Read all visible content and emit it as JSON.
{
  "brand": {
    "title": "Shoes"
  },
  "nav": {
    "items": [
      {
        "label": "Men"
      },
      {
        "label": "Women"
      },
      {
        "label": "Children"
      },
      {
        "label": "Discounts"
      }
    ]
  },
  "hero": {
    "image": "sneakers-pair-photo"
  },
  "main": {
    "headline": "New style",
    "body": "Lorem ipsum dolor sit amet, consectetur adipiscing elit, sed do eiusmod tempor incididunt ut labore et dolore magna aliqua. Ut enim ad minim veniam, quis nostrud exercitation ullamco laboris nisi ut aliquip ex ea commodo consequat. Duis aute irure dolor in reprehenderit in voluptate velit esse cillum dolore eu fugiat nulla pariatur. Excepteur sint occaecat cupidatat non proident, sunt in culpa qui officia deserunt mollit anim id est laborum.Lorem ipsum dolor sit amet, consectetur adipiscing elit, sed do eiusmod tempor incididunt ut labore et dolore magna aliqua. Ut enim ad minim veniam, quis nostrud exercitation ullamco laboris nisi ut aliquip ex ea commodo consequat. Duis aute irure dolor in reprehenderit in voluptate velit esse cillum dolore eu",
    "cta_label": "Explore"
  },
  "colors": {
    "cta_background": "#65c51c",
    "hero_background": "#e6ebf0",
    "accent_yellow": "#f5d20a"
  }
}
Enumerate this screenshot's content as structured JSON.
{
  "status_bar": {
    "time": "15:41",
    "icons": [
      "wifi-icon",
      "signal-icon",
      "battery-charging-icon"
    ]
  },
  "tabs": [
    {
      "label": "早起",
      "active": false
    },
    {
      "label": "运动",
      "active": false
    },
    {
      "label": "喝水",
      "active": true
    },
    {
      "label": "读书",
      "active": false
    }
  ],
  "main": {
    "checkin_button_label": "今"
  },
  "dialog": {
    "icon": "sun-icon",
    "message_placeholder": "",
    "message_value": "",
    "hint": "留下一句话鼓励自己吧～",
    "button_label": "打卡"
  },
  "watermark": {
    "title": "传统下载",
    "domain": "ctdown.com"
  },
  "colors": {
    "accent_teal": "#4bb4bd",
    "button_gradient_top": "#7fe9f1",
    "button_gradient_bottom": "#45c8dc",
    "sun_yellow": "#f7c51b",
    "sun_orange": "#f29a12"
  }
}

══════════════════════════════

_REQUIREMENTS_:
Search the data for the string "JSON" and copy each line where it appears.

_THE COMPLETED TASK_:
Read all visible content and emit it as JSON.
Enumerate this screenshot's content as structured JSON.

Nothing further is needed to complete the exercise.